### Problem details
Write out each line from the data below that includes the word "благоустройство".

### Input data
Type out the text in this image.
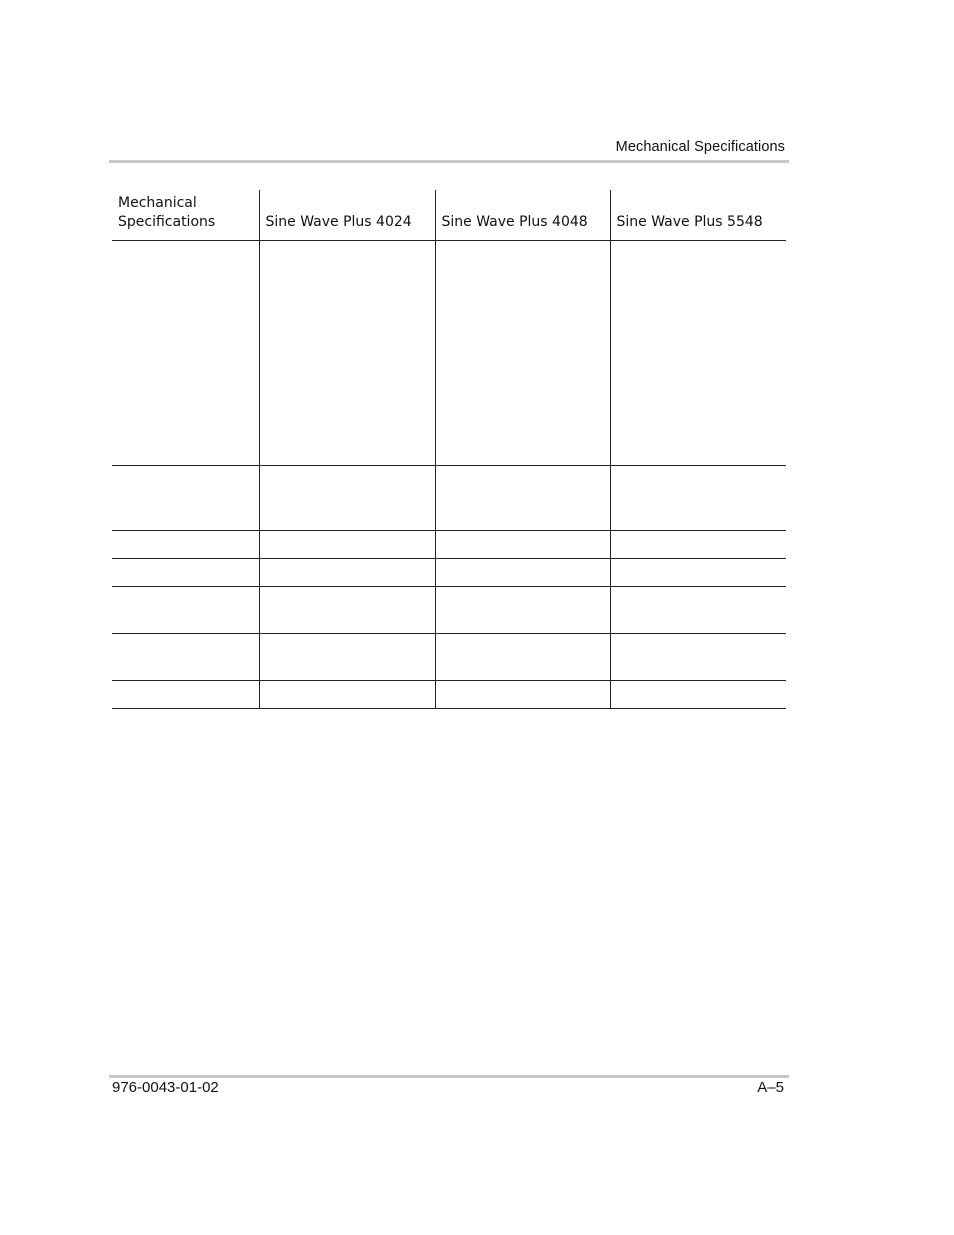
Mechanical Specifications
Mechanical
Specifications	Sine Wave Plus 4024	Sine Wave Plus 4048	Sine Wave Plus 5548

976-0043-01-02	A–5
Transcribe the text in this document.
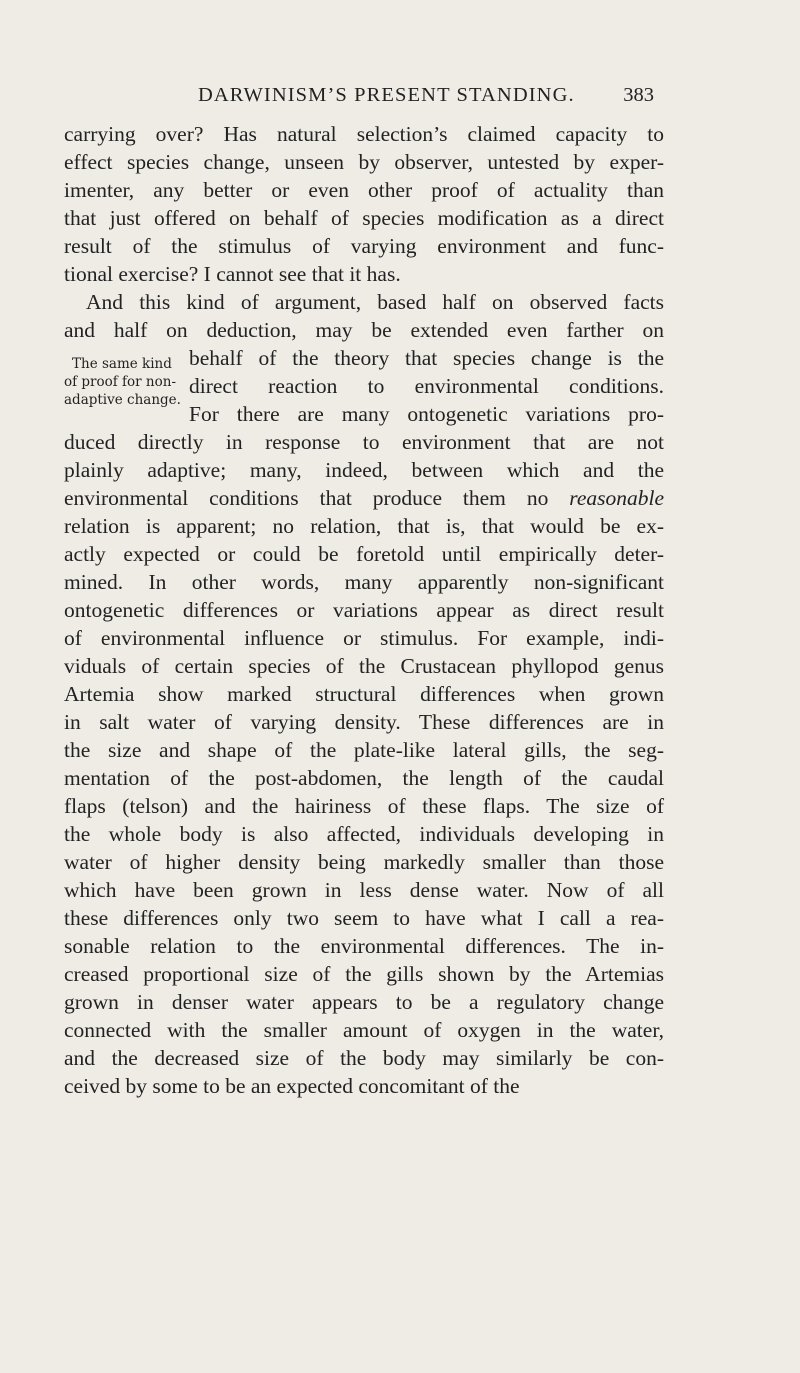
DARWINISM’S PRESENT STANDING. 383
The same kind
of proof for non-
adaptive change.
carrying over? Has natural selection’s claimed capacity to
effect species change, unseen by observer, untested by exper-
imenter, any better or even other proof of actuality than
that just offered on behalf of species modification as a direct
result of the stimulus of varying environment and func-
tional exercise? I cannot see that it has.
And this kind of argument, based half on observed facts
and half on deduction, may be extended even farther on
behalf of the theory that species change is the
direct reaction to environmental conditions.
For there are many ontogenetic variations pro-
duced directly in response to environment that are not
plainly adaptive; many, indeed, between which and the
environmental conditions that produce them no reasonable
relation is apparent; no relation, that is, that would be ex-
actly expected or could be foretold until empirically deter-
mined. In other words, many apparently non-significant
ontogenetic differences or variations appear as direct result
of environmental influence or stimulus. For example, indi-
viduals of certain species of the Crustacean phyllopod genus
Artemia show marked structural differences when grown
in salt water of varying density. These differences are in
the size and shape of the plate-like lateral gills, the seg-
mentation of the post-abdomen, the length of the caudal
flaps (telson) and the hairiness of these flaps. The size of
the whole body is also affected, individuals developing in
water of higher density being markedly smaller than those
which have been grown in less dense water. Now of all
these differences only two seem to have what I call a rea-
sonable relation to the environmental differences. The in-
creased proportional size of the gills shown by the Artemias
grown in denser water appears to be a regulatory change
connected with the smaller amount of oxygen in the water,
and the decreased size of the body may similarly be con-
ceived by some to be an expected concomitant of the
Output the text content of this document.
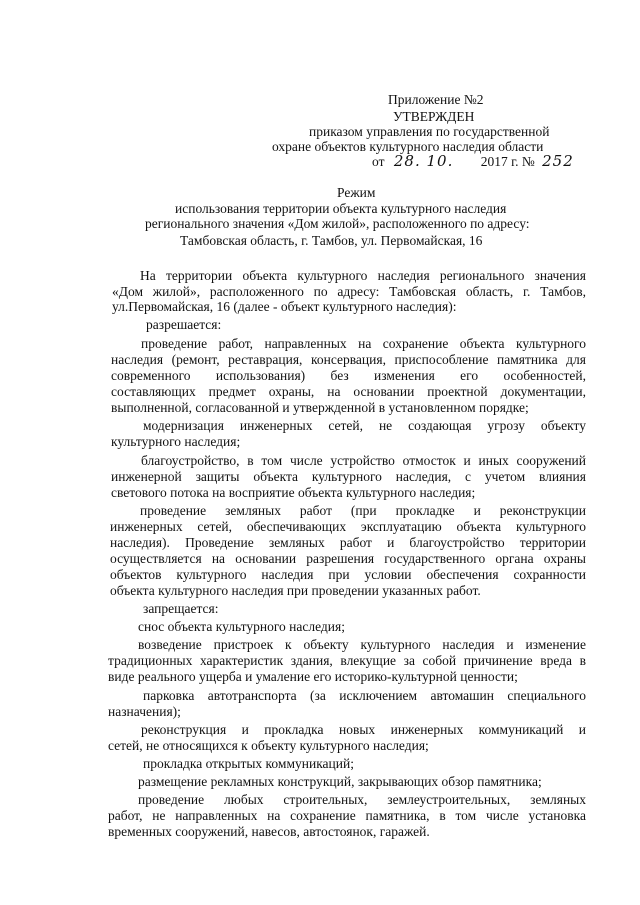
Приложение №2
УТВЕРЖДЕН
приказом управления по государственной
охране объектов культурного наследия области
от 28. 10. 2017 г. № 252
Режим
использования территории объекта культурного наследия
регионального значения «Дом жилой», расположенного по адресу:
Тамбовская область, г. Тамбов, ул. Первомайская, 16
На территории объекта культурного наследия регионального значения
«Дом жилой», расположенного по адресу: Тамбовская область, г. Тамбов,
ул.Первомайская, 16 (далее - объект культурного наследия):
разрешается:
проведение работ, направленных на сохранение объекта культурного
наследия (ремонт, реставрация, консервация, приспособление памятника для
современного использования) без изменения его особенностей,
составляющих предмет охраны, на основании проектной документации,
выполненной, согласованной и утвержденной в установленном порядке;
модернизация инженерных сетей, не создающая угрозу объекту
культурного наследия;
благоустройство, в том числе устройство отмосток и иных сооружений
инженерной защиты объекта культурного наследия, с учетом влияния
светового потока на восприятие объекта культурного наследия;
проведение земляных работ (при прокладке и реконструкции
инженерных сетей, обеспечивающих эксплуатацию объекта культурного
наследия). Проведение земляных работ и благоустройство территории
осуществляется на основании разрешения государственного органа охраны
объектов культурного наследия при условии обеспечения сохранности
объекта культурного наследия при проведении указанных работ.
запрещается:
снос объекта культурного наследия;
возведение пристроек к объекту культурного наследия и изменение
традиционных характеристик здания, влекущие за собой причинение вреда в
виде реального ущерба и умаление его историко-культурной ценности;
парковка автотранспорта (за исключением автомашин специального
назначения);
реконструкция и прокладка новых инженерных коммуникаций и
сетей, не относящихся к объекту культурного наследия;
прокладка открытых коммуникаций;
размещение рекламных конструкций, закрывающих обзор памятника;
проведение любых строительных, землеустроительных, земляных
работ, не направленных на сохранение памятника, в том числе установка
временных сооружений, навесов, автостоянок, гаражей.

### Reply to the task
благоустройство, в том числе устройство отмосток и иных сооружений
наследия). Проведение земляных работ и благоустройство территории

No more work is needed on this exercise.